-- Start of Entries supplied --

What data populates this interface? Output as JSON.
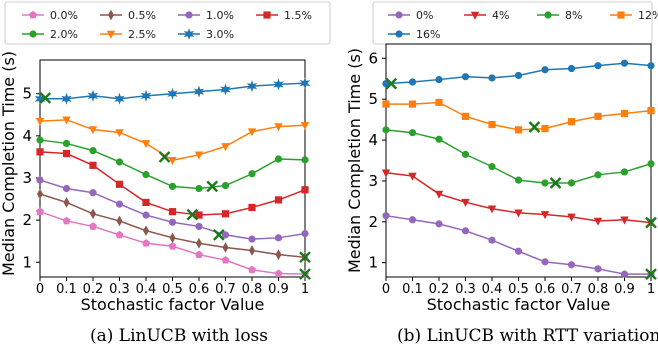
{
  "chart_data": [
    {
      "type": "line",
      "xlabel": "Stochastic factor Value",
      "ylabel": "Median Completion Time (s)",
      "xlim": [
        0,
        1.0
      ],
      "ylim": [
        0.65,
        5.8
      ],
      "x_ticks": [
        0,
        0.1,
        0.2,
        0.3,
        0.4,
        0.5,
        0.6,
        0.7,
        0.8,
        0.9,
        1
      ],
      "x_tick_labels": [
        "0",
        "0.1",
        "0.2",
        "0.3",
        "0.4",
        "0.5",
        "0.6",
        "0.7",
        "0.8",
        "0.9",
        "1"
      ],
      "y_ticks": [
        1,
        2,
        3,
        4,
        5
      ],
      "y_tick_labels": [
        "1",
        "2",
        "3",
        "4",
        "5"
      ],
      "grid": false,
      "legend_placement": "top",
      "legend_columns": 4,
      "x": [
        0,
        0.1,
        0.2,
        0.3,
        0.4,
        0.5,
        0.6,
        0.7,
        0.8,
        0.9,
        1.0
      ],
      "series": [
        {
          "name": "0.0%",
          "color": "#e377c2",
          "marker": "pentagon",
          "values": [
            2.2,
            1.98,
            1.85,
            1.65,
            1.45,
            1.38,
            1.18,
            1.05,
            0.82,
            0.73,
            0.72
          ],
          "optimum": [
            1.0,
            0.72
          ]
        },
        {
          "name": "0.5%",
          "color": "#8c564b",
          "marker": "thin_diamond",
          "values": [
            2.62,
            2.42,
            2.15,
            1.98,
            1.75,
            1.58,
            1.45,
            1.35,
            1.28,
            1.18,
            1.12
          ],
          "optimum": [
            1.0,
            1.12
          ]
        },
        {
          "name": "1.0%",
          "color": "#9467bd",
          "marker": "circle",
          "values": [
            2.95,
            2.75,
            2.65,
            2.38,
            2.12,
            1.95,
            1.85,
            1.65,
            1.55,
            1.58,
            1.68
          ],
          "optimum": [
            0.675,
            1.65
          ]
        },
        {
          "name": "1.5%",
          "color": "#d62728",
          "marker": "square",
          "values": [
            3.62,
            3.58,
            3.3,
            2.85,
            2.42,
            2.2,
            2.12,
            2.15,
            2.3,
            2.48,
            2.72
          ],
          "optimum": [
            0.575,
            2.13
          ]
        },
        {
          "name": "2.0%",
          "color": "#2ca02c",
          "marker": "circle",
          "values": [
            3.9,
            3.82,
            3.65,
            3.38,
            3.08,
            2.8,
            2.75,
            2.82,
            3.1,
            3.45,
            3.43
          ],
          "optimum": [
            0.65,
            2.8
          ]
        },
        {
          "name": "2.5%",
          "color": "#ff7f0e",
          "marker": "triangle_down",
          "values": [
            4.35,
            4.38,
            4.15,
            4.08,
            3.82,
            3.42,
            3.55,
            3.75,
            4.1,
            4.22,
            4.25
          ],
          "optimum": [
            0.47,
            3.5
          ]
        },
        {
          "name": "3.0%",
          "color": "#1f77b4",
          "marker": "star",
          "values": [
            4.88,
            4.88,
            4.95,
            4.88,
            4.95,
            5.0,
            5.05,
            5.1,
            5.18,
            5.22,
            5.25
          ],
          "optimum": [
            0.02,
            4.9
          ]
        }
      ]
    },
    {
      "type": "line",
      "xlabel": "Stochastic factor Value",
      "ylabel": "Median Completion Time (s)",
      "xlim": [
        0,
        1.0
      ],
      "ylim": [
        0.65,
        6.35
      ],
      "x_ticks": [
        0,
        0.1,
        0.2,
        0.3,
        0.4,
        0.5,
        0.6,
        0.7,
        0.8,
        0.9,
        1
      ],
      "x_tick_labels": [
        "0",
        "0.1",
        "0.2",
        "0.3",
        "0.4",
        "0.5",
        "0.6",
        "0.7",
        "0.8",
        "0.9",
        "1"
      ],
      "y_ticks": [
        1,
        2,
        3,
        4,
        5,
        6
      ],
      "y_tick_labels": [
        "1",
        "2",
        "3",
        "4",
        "5",
        "6"
      ],
      "grid": false,
      "legend_placement": "top",
      "legend_columns": 4,
      "x": [
        0,
        0.1,
        0.2,
        0.3,
        0.4,
        0.5,
        0.6,
        0.7,
        0.8,
        0.9,
        1.0
      ],
      "series": [
        {
          "name": "0%",
          "color": "#9467bd",
          "marker": "circle",
          "values": [
            2.15,
            2.05,
            1.95,
            1.78,
            1.55,
            1.28,
            1.02,
            0.95,
            0.85,
            0.72,
            0.72
          ],
          "optimum": [
            1.0,
            0.72
          ]
        },
        {
          "name": "4%",
          "color": "#d62728",
          "marker": "triangle_down",
          "values": [
            3.2,
            3.12,
            2.68,
            2.48,
            2.32,
            2.22,
            2.18,
            2.12,
            2.02,
            2.05,
            1.98
          ],
          "optimum": [
            1.0,
            1.98
          ]
        },
        {
          "name": "8%",
          "color": "#2ca02c",
          "marker": "circle",
          "values": [
            4.25,
            4.18,
            4.02,
            3.65,
            3.35,
            3.02,
            2.95,
            2.95,
            3.15,
            3.22,
            3.42
          ],
          "optimum": [
            0.64,
            2.95
          ]
        },
        {
          "name": "12%",
          "color": "#ff7f0e",
          "marker": "square",
          "values": [
            4.88,
            4.88,
            4.92,
            4.58,
            4.38,
            4.25,
            4.28,
            4.45,
            4.58,
            4.65,
            4.72
          ],
          "optimum": [
            0.56,
            4.32
          ]
        },
        {
          "name": "16%",
          "color": "#1f77b4",
          "marker": "circle",
          "values": [
            5.38,
            5.42,
            5.48,
            5.55,
            5.52,
            5.58,
            5.72,
            5.75,
            5.82,
            5.88,
            5.82
          ],
          "optimum": [
            0.02,
            5.38
          ]
        }
      ]
    }
  ],
  "captions": [
    "(a) LinUCB with loss",
    "(b) LinUCB with RTT variation"
  ]
}
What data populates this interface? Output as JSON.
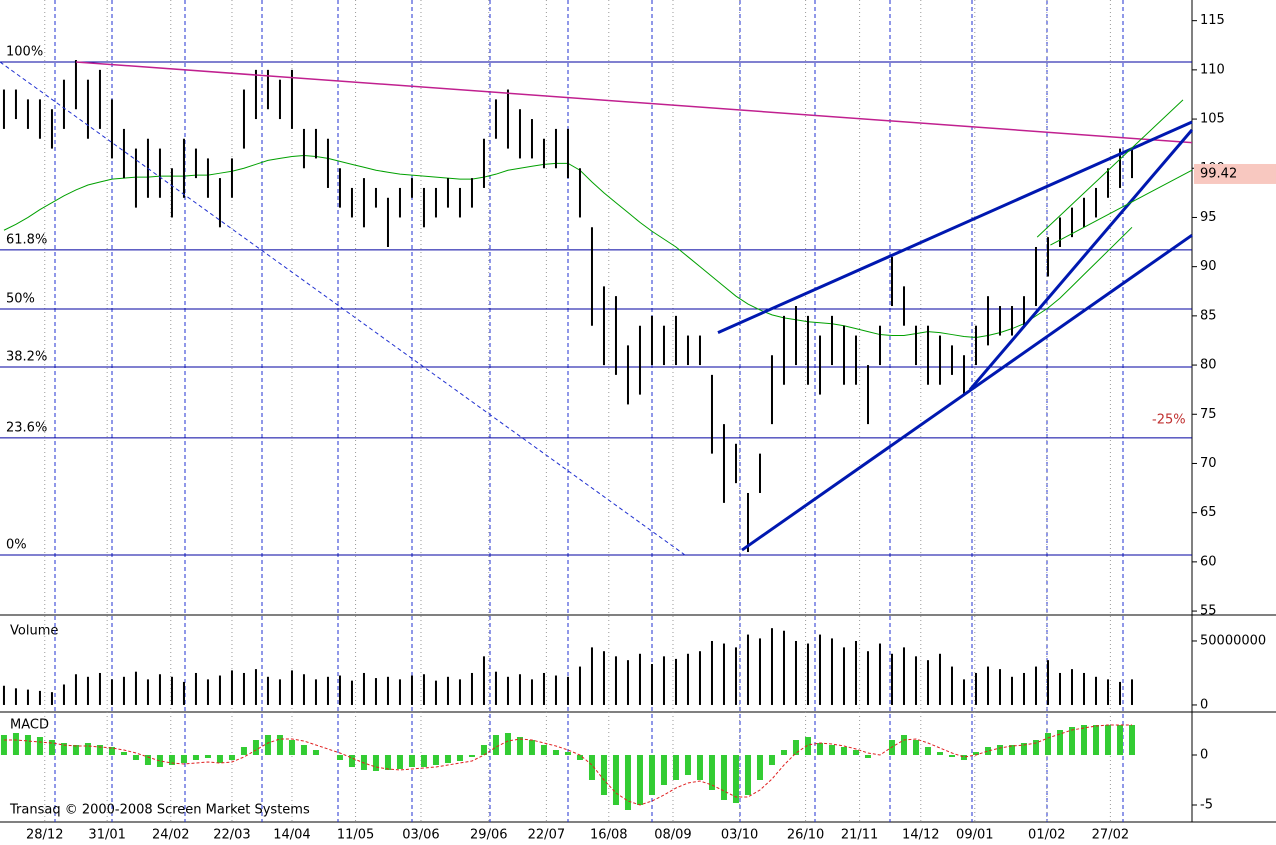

-- End of Entries supplied --

**Objective**
Repeat the full listing above exactly, with no pictures in the copy.

**Answer in full**
What data populates this interface? Output as JSON.
{
  "chart_data": [
    {
      "type": "line",
      "xlabel": "Stochastic factor Value",
      "ylabel": "Median Completion Time (s)",
      "xlim": [
        0,
        1.0
      ],
      "ylim": [
        0.65,
        5.8
      ],
      "x_ticks": [
        0,
        0.1,
        0.2,
        0.3,
        0.4,
        0.5,
        0.6,
        0.7,
        0.8,
        0.9,
        1
      ],
      "x_tick_labels": [
        "0",
        "0.1",
        "0.2",
        "0.3",
        "0.4",
        "0.5",
        "0.6",
        "0.7",
        "0.8",
        "0.9",
        "1"
      ],
      "y_ticks": [
        1,
        2,
        3,
        4,
        5
      ],
      "y_tick_labels": [
        "1",
        "2",
        "3",
        "4",
        "5"
      ],
      "grid": false,
      "legend_placement": "top",
      "legend_columns": 4,
      "x": [
        0,
        0.1,
        0.2,
        0.3,
        0.4,
        0.5,
        0.6,
        0.7,
        0.8,
        0.9,
        1.0
      ],
      "series": [
        {
          "name": "0.0%",
          "color": "#e377c2",
          "marker": "pentagon",
          "values": [
            2.2,
            1.98,
            1.85,
            1.65,
            1.45,
            1.38,
            1.18,
            1.05,
            0.82,
            0.73,
            0.72
          ],
          "optimum": [
            1.0,
            0.72
          ]
        },
        {
          "name": "0.5%",
          "color": "#8c564b",
          "marker": "thin_diamond",
          "values": [
            2.62,
            2.42,
            2.15,
            1.98,
            1.75,
            1.58,
            1.45,
            1.35,
            1.28,
            1.18,
            1.12
          ],
          "optimum": [
            1.0,
            1.12
          ]
        },
        {
          "name": "1.0%",
          "color": "#9467bd",
          "marker": "circle",
          "values": [
            2.95,
            2.75,
            2.65,
            2.38,
            2.12,
            1.95,
            1.85,
            1.65,
            1.55,
            1.58,
            1.68
          ],
          "optimum": [
            0.675,
            1.65
          ]
        },
        {
          "name": "1.5%",
          "color": "#d62728",
          "marker": "square",
          "values": [
            3.62,
            3.58,
            3.3,
            2.85,
            2.42,
            2.2,
            2.12,
            2.15,
            2.3,
            2.48,
            2.72
          ],
          "optimum": [
            0.575,
            2.13
          ]
        },
        {
          "name": "2.0%",
          "color": "#2ca02c",
          "marker": "circle",
          "values": [
            3.9,
            3.82,
            3.65,
            3.38,
            3.08,
            2.8,
            2.75,
            2.82,
            3.1,
            3.45,
            3.43
          ],
          "optimum": [
            0.65,
            2.8
          ]
        },
        {
          "name": "2.5%",
          "color": "#ff7f0e",
          "marker": "triangle_down",
          "values": [
            4.35,
            4.38,
            4.15,
            4.08,
            3.82,
            3.42,
            3.55,
            3.75,
            4.1,
            4.22,
            4.25
          ],
          "optimum": [
            0.47,
            3.5
          ]
        },
        {
          "name": "3.0%",
          "color": "#1f77b4",
          "marker": "star",
          "values": [
            4.88,
            4.88,
            4.95,
            4.88,
            4.95,
            5.0,
            5.05,
            5.1,
            5.18,
            5.22,
            5.25
          ],
          "optimum": [
            0.02,
            4.9
          ]
        }
      ]
    },
    {
      "type": "line",
      "xlabel": "Stochastic factor Value",
      "ylabel": "Median Completion Time (s)",
      "xlim": [
        0,
        1.0
      ],
      "ylim": [
        0.65,
        6.35
      ],
      "x_ticks": [
        0,
        0.1,
        0.2,
        0.3,
        0.4,
        0.5,
        0.6,
        0.7,
        0.8,
        0.9,
        1
      ],
      "x_tick_labels": [
        "0",
        "0.1",
        "0.2",
        "0.3",
        "0.4",
        "0.5",
        "0.6",
        "0.7",
        "0.8",
        "0.9",
        "1"
      ],
      "y_ticks": [
        1,
        2,
        3,
        4,
        5,
        6
      ],
      "y_tick_labels": [
        "1",
        "2",
        "3",
        "4",
        "5",
        "6"
      ],
      "grid": false,
      "legend_placement": "top",
      "legend_columns": 4,
      "x": [
        0,
        0.1,
        0.2,
        0.3,
        0.4,
        0.5,
        0.6,
        0.7,
        0.8,
        0.9,
        1.0
      ],
      "series": [
        {
          "name": "0%",
          "color": "#9467bd",
          "marker": "circle",
          "values": [
            2.15,
            2.05,
            1.95,
            1.78,
            1.55,
            1.28,
            1.02,
            0.95,
            0.85,
            0.72,
            0.72
          ],
          "optimum": [
            1.0,
            0.72
          ]
        },
        {
          "name": "4%",
          "color": "#d62728",
          "marker": "triangle_down",
          "values": [
            3.2,
            3.12,
            2.68,
            2.48,
            2.32,
            2.22,
            2.18,
            2.12,
            2.02,
            2.05,
            1.98
          ],
          "optimum": [
            1.0,
            1.98
          ]
        },
        {
          "name": "8%",
          "color": "#2ca02c",
          "marker": "circle",
          "values": [
            4.25,
            4.18,
            4.02,
            3.65,
            3.35,
            3.02,
            2.95,
            2.95,
            3.15,
            3.22,
            3.42
          ],
          "optimum": [
            0.64,
            2.95
          ]
        },
        {
          "name": "12%",
          "color": "#ff7f0e",
          "marker": "square",
          "values": [
            4.88,
            4.88,
            4.92,
            4.58,
            4.38,
            4.25,
            4.28,
            4.45,
            4.58,
            4.65,
            4.72
          ],
          "optimum": [
            0.56,
            4.32
          ]
        },
        {
          "name": "16%",
          "color": "#1f77b4",
          "marker": "circle",
          "values": [
            5.38,
            5.42,
            5.48,
            5.55,
            5.52,
            5.58,
            5.72,
            5.75,
            5.82,
            5.88,
            5.82
          ],
          "optimum": [
            0.02,
            5.38
          ]
        }
      ]
    }
  ],
  "captions": [
    "(a) LinUCB with loss",
    "(b) LinUCB with RTT variation"
  ]
}
What data populates this interface? Output as JSON.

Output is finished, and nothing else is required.